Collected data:
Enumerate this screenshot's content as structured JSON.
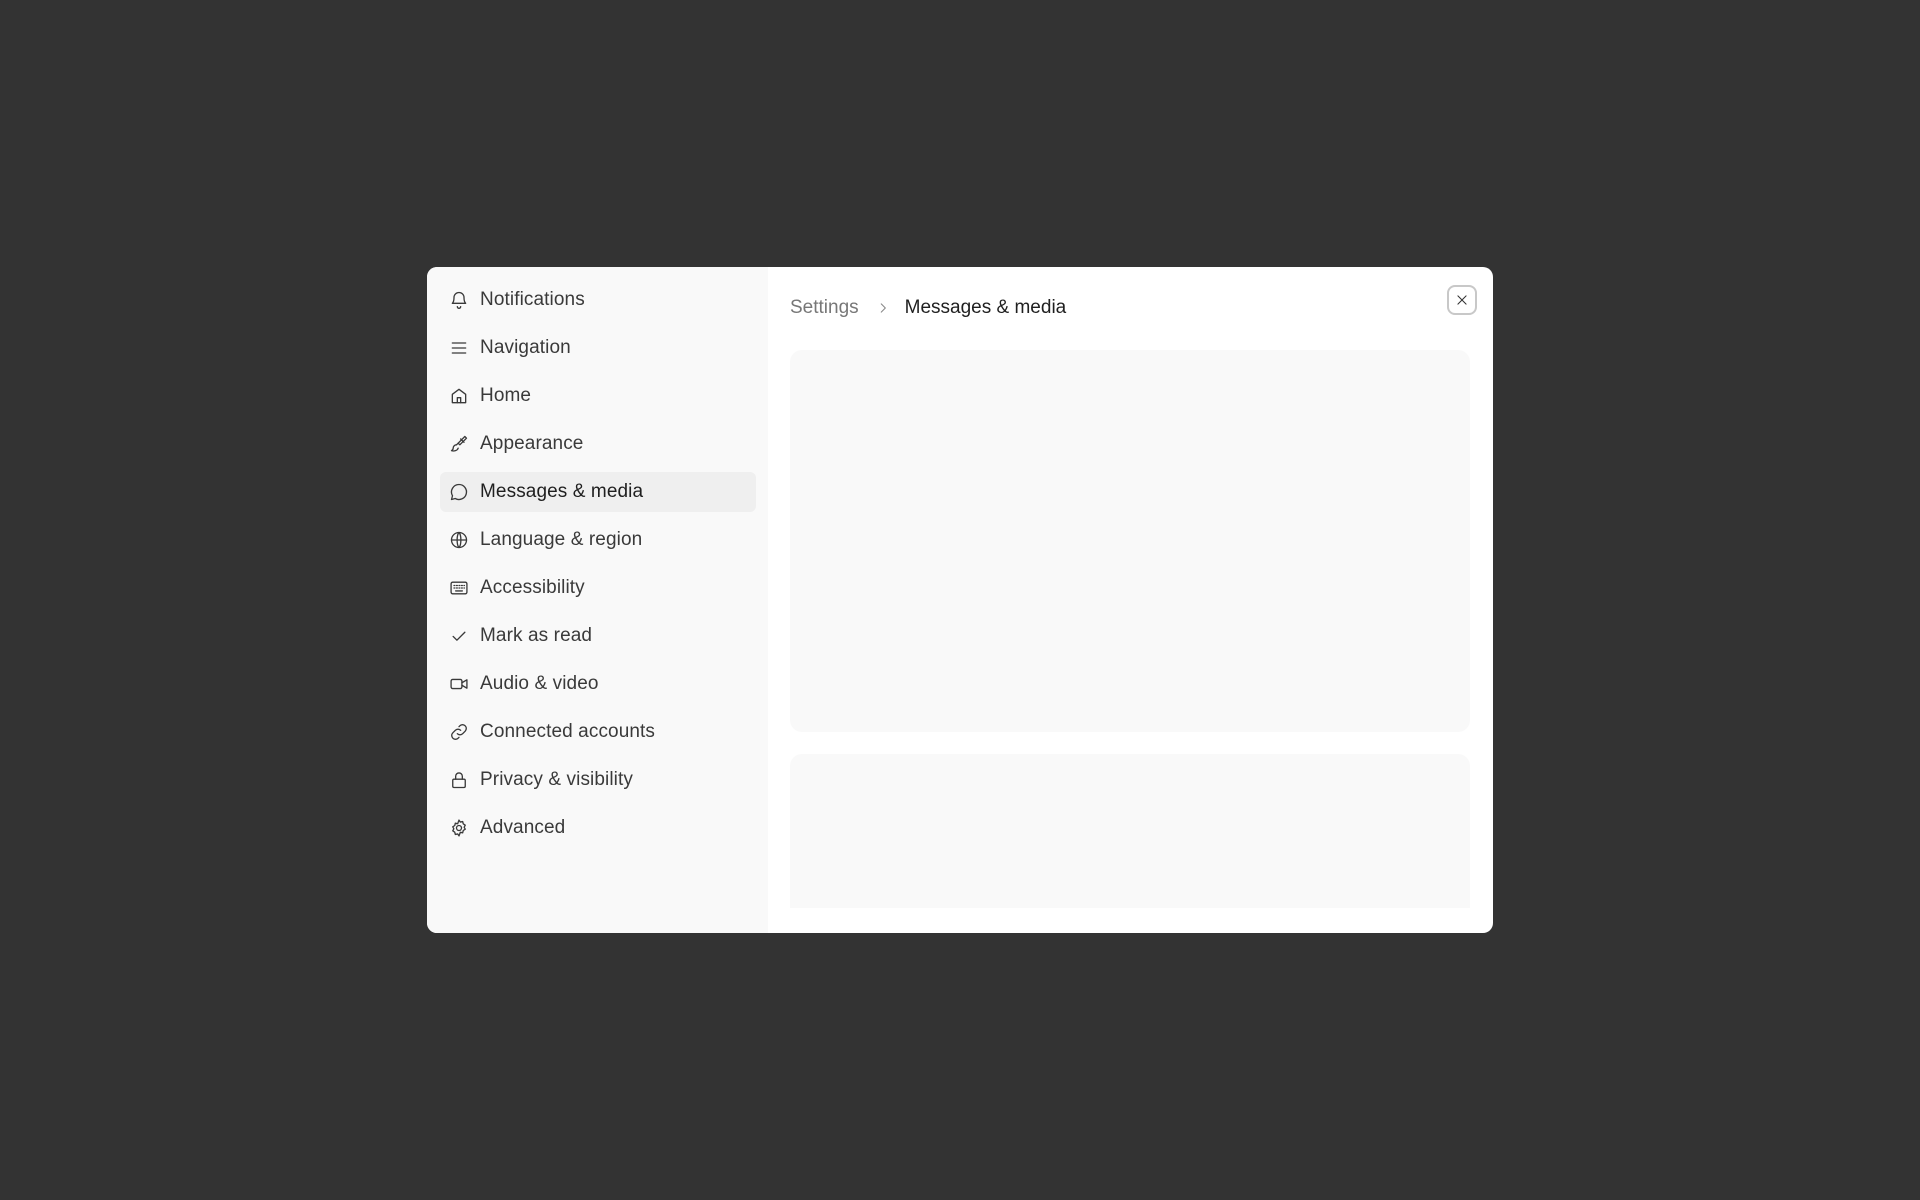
{
  "sidebar": {
    "items": [
      {
        "label": "Notifications",
        "icon": "bell-icon"
      },
      {
        "label": "Navigation",
        "icon": "menu-icon"
      },
      {
        "label": "Home",
        "icon": "home-icon"
      },
      {
        "label": "Appearance",
        "icon": "paintbrush-icon"
      },
      {
        "label": "Messages & media",
        "icon": "chat-bubble-icon",
        "active": true
      },
      {
        "label": "Language & region",
        "icon": "globe-icon"
      },
      {
        "label": "Accessibility",
        "icon": "keyboard-icon"
      },
      {
        "label": "Mark as read",
        "icon": "check-icon"
      },
      {
        "label": "Audio & video",
        "icon": "video-camera-icon"
      },
      {
        "label": "Connected accounts",
        "icon": "link-icon"
      },
      {
        "label": "Privacy & visibility",
        "icon": "lock-icon"
      },
      {
        "label": "Advanced",
        "icon": "gear-icon"
      }
    ]
  },
  "breadcrumb": {
    "root": "Settings",
    "current": "Messages & media"
  },
  "colors": {
    "backdrop": "#333333",
    "modal": "#ffffff",
    "sidebar": "#f9f9f9",
    "active_item": "#efefef",
    "panel": "#f9f9f9"
  }
}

WORK TO BE COMPLETED: Reproduce each line of the records exactly, and omit every picture.

EXERCISE ANSWER:
Enumerate this screenshot's content as structured JSON.
{
  "sidebar": {
    "items": [
      {
        "label": "Notifications",
        "icon": "bell-icon"
      },
      {
        "label": "Navigation",
        "icon": "menu-icon"
      },
      {
        "label": "Home",
        "icon": "home-icon"
      },
      {
        "label": "Appearance",
        "icon": "paintbrush-icon"
      },
      {
        "label": "Messages & media",
        "icon": "chat-bubble-icon",
        "active": true
      },
      {
        "label": "Language & region",
        "icon": "globe-icon"
      },
      {
        "label": "Accessibility",
        "icon": "keyboard-icon"
      },
      {
        "label": "Mark as read",
        "icon": "check-icon"
      },
      {
        "label": "Audio & video",
        "icon": "video-camera-icon"
      },
      {
        "label": "Connected accounts",
        "icon": "link-icon"
      },
      {
        "label": "Privacy & visibility",
        "icon": "lock-icon"
      },
      {
        "label": "Advanced",
        "icon": "gear-icon"
      }
    ]
  },
  "breadcrumb": {
    "root": "Settings",
    "current": "Messages & media"
  },
  "colors": {
    "backdrop": "#333333",
    "modal": "#ffffff",
    "sidebar": "#f9f9f9",
    "active_item": "#efefef",
    "panel": "#f9f9f9"
  }
}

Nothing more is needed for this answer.